> _ENTRIES SUPPLIED_
'''

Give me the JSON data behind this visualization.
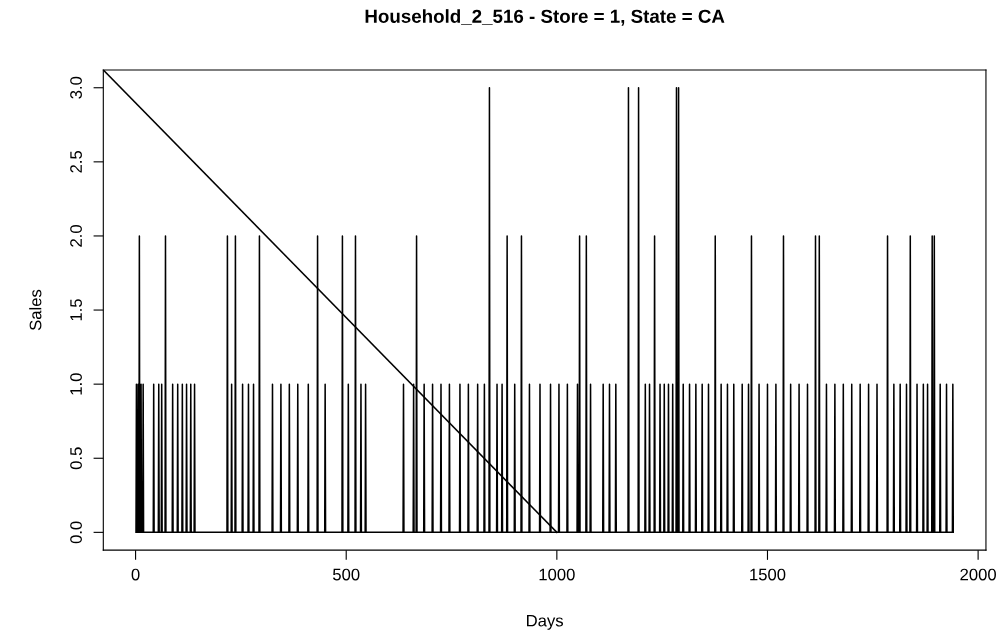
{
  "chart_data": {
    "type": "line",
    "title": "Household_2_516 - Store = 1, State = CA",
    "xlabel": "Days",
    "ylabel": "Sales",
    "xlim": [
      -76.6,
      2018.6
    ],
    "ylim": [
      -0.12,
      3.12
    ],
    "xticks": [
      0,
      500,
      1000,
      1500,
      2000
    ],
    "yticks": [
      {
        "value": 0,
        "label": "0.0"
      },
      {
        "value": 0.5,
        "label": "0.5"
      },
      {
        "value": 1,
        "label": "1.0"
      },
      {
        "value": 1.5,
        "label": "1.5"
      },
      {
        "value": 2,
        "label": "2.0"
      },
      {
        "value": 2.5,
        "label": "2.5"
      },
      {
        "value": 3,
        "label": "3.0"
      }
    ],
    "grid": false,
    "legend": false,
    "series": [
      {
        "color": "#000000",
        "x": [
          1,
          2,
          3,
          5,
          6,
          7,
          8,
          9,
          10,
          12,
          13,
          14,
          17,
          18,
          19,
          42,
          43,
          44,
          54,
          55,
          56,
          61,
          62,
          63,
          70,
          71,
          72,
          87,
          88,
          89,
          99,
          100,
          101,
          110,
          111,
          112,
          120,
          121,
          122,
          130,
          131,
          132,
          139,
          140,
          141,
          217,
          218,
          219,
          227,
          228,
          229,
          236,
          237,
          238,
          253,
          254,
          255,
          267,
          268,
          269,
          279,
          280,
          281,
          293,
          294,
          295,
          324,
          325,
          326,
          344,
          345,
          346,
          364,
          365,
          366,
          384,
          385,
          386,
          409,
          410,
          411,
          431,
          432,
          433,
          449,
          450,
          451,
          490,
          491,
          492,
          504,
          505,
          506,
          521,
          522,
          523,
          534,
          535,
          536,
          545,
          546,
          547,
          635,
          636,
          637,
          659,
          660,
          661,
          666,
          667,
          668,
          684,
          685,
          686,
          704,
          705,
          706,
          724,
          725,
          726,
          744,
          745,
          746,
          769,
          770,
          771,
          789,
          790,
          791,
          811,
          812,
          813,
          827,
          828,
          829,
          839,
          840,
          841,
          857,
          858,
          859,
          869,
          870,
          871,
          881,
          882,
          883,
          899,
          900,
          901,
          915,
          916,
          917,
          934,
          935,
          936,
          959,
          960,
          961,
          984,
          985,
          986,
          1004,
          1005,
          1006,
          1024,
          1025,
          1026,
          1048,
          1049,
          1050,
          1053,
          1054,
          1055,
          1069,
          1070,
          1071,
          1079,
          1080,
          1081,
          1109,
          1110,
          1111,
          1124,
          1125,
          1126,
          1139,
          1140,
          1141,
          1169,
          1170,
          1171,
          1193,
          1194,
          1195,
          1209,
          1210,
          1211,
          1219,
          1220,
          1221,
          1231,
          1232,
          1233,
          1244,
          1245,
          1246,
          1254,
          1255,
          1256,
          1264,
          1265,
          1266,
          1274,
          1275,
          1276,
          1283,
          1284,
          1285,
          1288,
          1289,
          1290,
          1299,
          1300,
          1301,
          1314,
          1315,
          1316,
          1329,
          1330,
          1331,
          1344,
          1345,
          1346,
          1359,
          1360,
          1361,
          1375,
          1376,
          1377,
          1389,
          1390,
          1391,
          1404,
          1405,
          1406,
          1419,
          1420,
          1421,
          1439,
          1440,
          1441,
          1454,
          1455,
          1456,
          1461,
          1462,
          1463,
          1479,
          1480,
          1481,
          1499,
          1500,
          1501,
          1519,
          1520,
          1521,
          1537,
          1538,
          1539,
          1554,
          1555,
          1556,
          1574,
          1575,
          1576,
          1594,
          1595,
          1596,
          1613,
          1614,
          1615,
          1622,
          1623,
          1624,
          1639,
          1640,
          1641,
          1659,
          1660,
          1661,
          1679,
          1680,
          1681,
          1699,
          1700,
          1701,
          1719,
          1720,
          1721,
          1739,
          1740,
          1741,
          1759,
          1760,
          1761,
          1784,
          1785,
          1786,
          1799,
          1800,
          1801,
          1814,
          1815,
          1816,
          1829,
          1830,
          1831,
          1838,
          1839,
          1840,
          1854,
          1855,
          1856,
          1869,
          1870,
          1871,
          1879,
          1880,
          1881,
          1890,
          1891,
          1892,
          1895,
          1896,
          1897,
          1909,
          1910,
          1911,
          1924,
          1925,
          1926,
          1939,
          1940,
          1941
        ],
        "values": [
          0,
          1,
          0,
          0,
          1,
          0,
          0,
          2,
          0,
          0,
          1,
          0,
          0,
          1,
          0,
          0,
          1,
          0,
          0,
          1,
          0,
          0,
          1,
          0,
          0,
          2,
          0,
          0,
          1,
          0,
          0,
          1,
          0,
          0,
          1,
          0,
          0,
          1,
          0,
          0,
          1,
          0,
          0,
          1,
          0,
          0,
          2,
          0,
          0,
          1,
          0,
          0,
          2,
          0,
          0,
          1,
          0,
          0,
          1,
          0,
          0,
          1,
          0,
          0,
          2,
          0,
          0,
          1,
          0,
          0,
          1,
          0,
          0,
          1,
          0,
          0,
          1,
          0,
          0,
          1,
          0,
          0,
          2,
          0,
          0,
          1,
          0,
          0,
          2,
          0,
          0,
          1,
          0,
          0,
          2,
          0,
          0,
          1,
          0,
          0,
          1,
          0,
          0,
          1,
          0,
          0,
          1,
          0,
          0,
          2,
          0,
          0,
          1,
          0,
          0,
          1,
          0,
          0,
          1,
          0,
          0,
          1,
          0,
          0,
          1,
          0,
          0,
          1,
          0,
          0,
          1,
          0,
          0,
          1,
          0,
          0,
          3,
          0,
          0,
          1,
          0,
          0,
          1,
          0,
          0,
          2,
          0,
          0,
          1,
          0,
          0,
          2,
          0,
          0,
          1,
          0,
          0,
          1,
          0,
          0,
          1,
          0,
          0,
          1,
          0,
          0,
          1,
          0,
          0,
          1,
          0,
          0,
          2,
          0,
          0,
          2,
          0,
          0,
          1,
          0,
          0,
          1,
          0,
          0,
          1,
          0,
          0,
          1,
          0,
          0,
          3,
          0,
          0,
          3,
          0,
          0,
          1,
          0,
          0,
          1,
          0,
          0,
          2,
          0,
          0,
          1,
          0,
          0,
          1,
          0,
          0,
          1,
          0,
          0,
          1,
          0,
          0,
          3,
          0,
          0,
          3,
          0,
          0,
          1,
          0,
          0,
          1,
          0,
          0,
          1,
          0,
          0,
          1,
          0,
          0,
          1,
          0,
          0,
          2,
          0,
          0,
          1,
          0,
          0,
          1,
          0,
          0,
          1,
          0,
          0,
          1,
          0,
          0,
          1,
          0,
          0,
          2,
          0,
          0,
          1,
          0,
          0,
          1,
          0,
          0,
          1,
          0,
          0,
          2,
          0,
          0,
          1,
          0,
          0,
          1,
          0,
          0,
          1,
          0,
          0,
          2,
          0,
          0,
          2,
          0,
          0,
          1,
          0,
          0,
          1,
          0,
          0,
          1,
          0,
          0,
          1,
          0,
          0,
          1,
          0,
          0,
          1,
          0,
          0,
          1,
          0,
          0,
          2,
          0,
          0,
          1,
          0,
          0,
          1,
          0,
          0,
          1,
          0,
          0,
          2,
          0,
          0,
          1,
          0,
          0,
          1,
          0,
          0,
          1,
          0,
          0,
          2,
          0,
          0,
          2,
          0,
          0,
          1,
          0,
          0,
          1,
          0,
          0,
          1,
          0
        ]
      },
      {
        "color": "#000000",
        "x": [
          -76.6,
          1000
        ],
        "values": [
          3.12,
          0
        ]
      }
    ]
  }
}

'''

> _DIRECTION_
Leave out the pictures and print every line of the data exactly.

> _WRITTEN SOLUTION_
Give me the JSON data behind this visualization.
{
  "chart_data": {
    "type": "line",
    "title": "Household_2_516 - Store = 1, State = CA",
    "xlabel": "Days",
    "ylabel": "Sales",
    "xlim": [
      -76.6,
      2018.6
    ],
    "ylim": [
      -0.12,
      3.12
    ],
    "xticks": [
      0,
      500,
      1000,
      1500,
      2000
    ],
    "yticks": [
      {
        "value": 0,
        "label": "0.0"
      },
      {
        "value": 0.5,
        "label": "0.5"
      },
      {
        "value": 1,
        "label": "1.0"
      },
      {
        "value": 1.5,
        "label": "1.5"
      },
      {
        "value": 2,
        "label": "2.0"
      },
      {
        "value": 2.5,
        "label": "2.5"
      },
      {
        "value": 3,
        "label": "3.0"
      }
    ],
    "grid": false,
    "legend": false,
    "series": [
      {
        "color": "#000000",
        "x": [
          1,
          2,
          3,
          5,
          6,
          7,
          8,
          9,
          10,
          12,
          13,
          14,
          17,
          18,
          19,
          42,
          43,
          44,
          54,
          55,
          56,
          61,
          62,
          63,
          70,
          71,
          72,
          87,
          88,
          89,
          99,
          100,
          101,
          110,
          111,
          112,
          120,
          121,
          122,
          130,
          131,
          132,
          139,
          140,
          141,
          217,
          218,
          219,
          227,
          228,
          229,
          236,
          237,
          238,
          253,
          254,
          255,
          267,
          268,
          269,
          279,
          280,
          281,
          293,
          294,
          295,
          324,
          325,
          326,
          344,
          345,
          346,
          364,
          365,
          366,
          384,
          385,
          386,
          409,
          410,
          411,
          431,
          432,
          433,
          449,
          450,
          451,
          490,
          491,
          492,
          504,
          505,
          506,
          521,
          522,
          523,
          534,
          535,
          536,
          545,
          546,
          547,
          635,
          636,
          637,
          659,
          660,
          661,
          666,
          667,
          668,
          684,
          685,
          686,
          704,
          705,
          706,
          724,
          725,
          726,
          744,
          745,
          746,
          769,
          770,
          771,
          789,
          790,
          791,
          811,
          812,
          813,
          827,
          828,
          829,
          839,
          840,
          841,
          857,
          858,
          859,
          869,
          870,
          871,
          881,
          882,
          883,
          899,
          900,
          901,
          915,
          916,
          917,
          934,
          935,
          936,
          959,
          960,
          961,
          984,
          985,
          986,
          1004,
          1005,
          1006,
          1024,
          1025,
          1026,
          1048,
          1049,
          1050,
          1053,
          1054,
          1055,
          1069,
          1070,
          1071,
          1079,
          1080,
          1081,
          1109,
          1110,
          1111,
          1124,
          1125,
          1126,
          1139,
          1140,
          1141,
          1169,
          1170,
          1171,
          1193,
          1194,
          1195,
          1209,
          1210,
          1211,
          1219,
          1220,
          1221,
          1231,
          1232,
          1233,
          1244,
          1245,
          1246,
          1254,
          1255,
          1256,
          1264,
          1265,
          1266,
          1274,
          1275,
          1276,
          1283,
          1284,
          1285,
          1288,
          1289,
          1290,
          1299,
          1300,
          1301,
          1314,
          1315,
          1316,
          1329,
          1330,
          1331,
          1344,
          1345,
          1346,
          1359,
          1360,
          1361,
          1375,
          1376,
          1377,
          1389,
          1390,
          1391,
          1404,
          1405,
          1406,
          1419,
          1420,
          1421,
          1439,
          1440,
          1441,
          1454,
          1455,
          1456,
          1461,
          1462,
          1463,
          1479,
          1480,
          1481,
          1499,
          1500,
          1501,
          1519,
          1520,
          1521,
          1537,
          1538,
          1539,
          1554,
          1555,
          1556,
          1574,
          1575,
          1576,
          1594,
          1595,
          1596,
          1613,
          1614,
          1615,
          1622,
          1623,
          1624,
          1639,
          1640,
          1641,
          1659,
          1660,
          1661,
          1679,
          1680,
          1681,
          1699,
          1700,
          1701,
          1719,
          1720,
          1721,
          1739,
          1740,
          1741,
          1759,
          1760,
          1761,
          1784,
          1785,
          1786,
          1799,
          1800,
          1801,
          1814,
          1815,
          1816,
          1829,
          1830,
          1831,
          1838,
          1839,
          1840,
          1854,
          1855,
          1856,
          1869,
          1870,
          1871,
          1879,
          1880,
          1881,
          1890,
          1891,
          1892,
          1895,
          1896,
          1897,
          1909,
          1910,
          1911,
          1924,
          1925,
          1926,
          1939,
          1940,
          1941
        ],
        "values": [
          0,
          1,
          0,
          0,
          1,
          0,
          0,
          2,
          0,
          0,
          1,
          0,
          0,
          1,
          0,
          0,
          1,
          0,
          0,
          1,
          0,
          0,
          1,
          0,
          0,
          2,
          0,
          0,
          1,
          0,
          0,
          1,
          0,
          0,
          1,
          0,
          0,
          1,
          0,
          0,
          1,
          0,
          0,
          1,
          0,
          0,
          2,
          0,
          0,
          1,
          0,
          0,
          2,
          0,
          0,
          1,
          0,
          0,
          1,
          0,
          0,
          1,
          0,
          0,
          2,
          0,
          0,
          1,
          0,
          0,
          1,
          0,
          0,
          1,
          0,
          0,
          1,
          0,
          0,
          1,
          0,
          0,
          2,
          0,
          0,
          1,
          0,
          0,
          2,
          0,
          0,
          1,
          0,
          0,
          2,
          0,
          0,
          1,
          0,
          0,
          1,
          0,
          0,
          1,
          0,
          0,
          1,
          0,
          0,
          2,
          0,
          0,
          1,
          0,
          0,
          1,
          0,
          0,
          1,
          0,
          0,
          1,
          0,
          0,
          1,
          0,
          0,
          1,
          0,
          0,
          1,
          0,
          0,
          1,
          0,
          0,
          3,
          0,
          0,
          1,
          0,
          0,
          1,
          0,
          0,
          2,
          0,
          0,
          1,
          0,
          0,
          2,
          0,
          0,
          1,
          0,
          0,
          1,
          0,
          0,
          1,
          0,
          0,
          1,
          0,
          0,
          1,
          0,
          0,
          1,
          0,
          0,
          2,
          0,
          0,
          2,
          0,
          0,
          1,
          0,
          0,
          1,
          0,
          0,
          1,
          0,
          0,
          1,
          0,
          0,
          3,
          0,
          0,
          3,
          0,
          0,
          1,
          0,
          0,
          1,
          0,
          0,
          2,
          0,
          0,
          1,
          0,
          0,
          1,
          0,
          0,
          1,
          0,
          0,
          1,
          0,
          0,
          3,
          0,
          0,
          3,
          0,
          0,
          1,
          0,
          0,
          1,
          0,
          0,
          1,
          0,
          0,
          1,
          0,
          0,
          1,
          0,
          0,
          2,
          0,
          0,
          1,
          0,
          0,
          1,
          0,
          0,
          1,
          0,
          0,
          1,
          0,
          0,
          1,
          0,
          0,
          2,
          0,
          0,
          1,
          0,
          0,
          1,
          0,
          0,
          1,
          0,
          0,
          2,
          0,
          0,
          1,
          0,
          0,
          1,
          0,
          0,
          1,
          0,
          0,
          2,
          0,
          0,
          2,
          0,
          0,
          1,
          0,
          0,
          1,
          0,
          0,
          1,
          0,
          0,
          1,
          0,
          0,
          1,
          0,
          0,
          1,
          0,
          0,
          1,
          0,
          0,
          2,
          0,
          0,
          1,
          0,
          0,
          1,
          0,
          0,
          1,
          0,
          0,
          2,
          0,
          0,
          1,
          0,
          0,
          1,
          0,
          0,
          1,
          0,
          0,
          2,
          0,
          0,
          2,
          0,
          0,
          1,
          0,
          0,
          1,
          0,
          0,
          1,
          0
        ]
      },
      {
        "color": "#000000",
        "x": [
          -76.6,
          1000
        ],
        "values": [
          3.12,
          0
        ]
      }
    ]
  }
}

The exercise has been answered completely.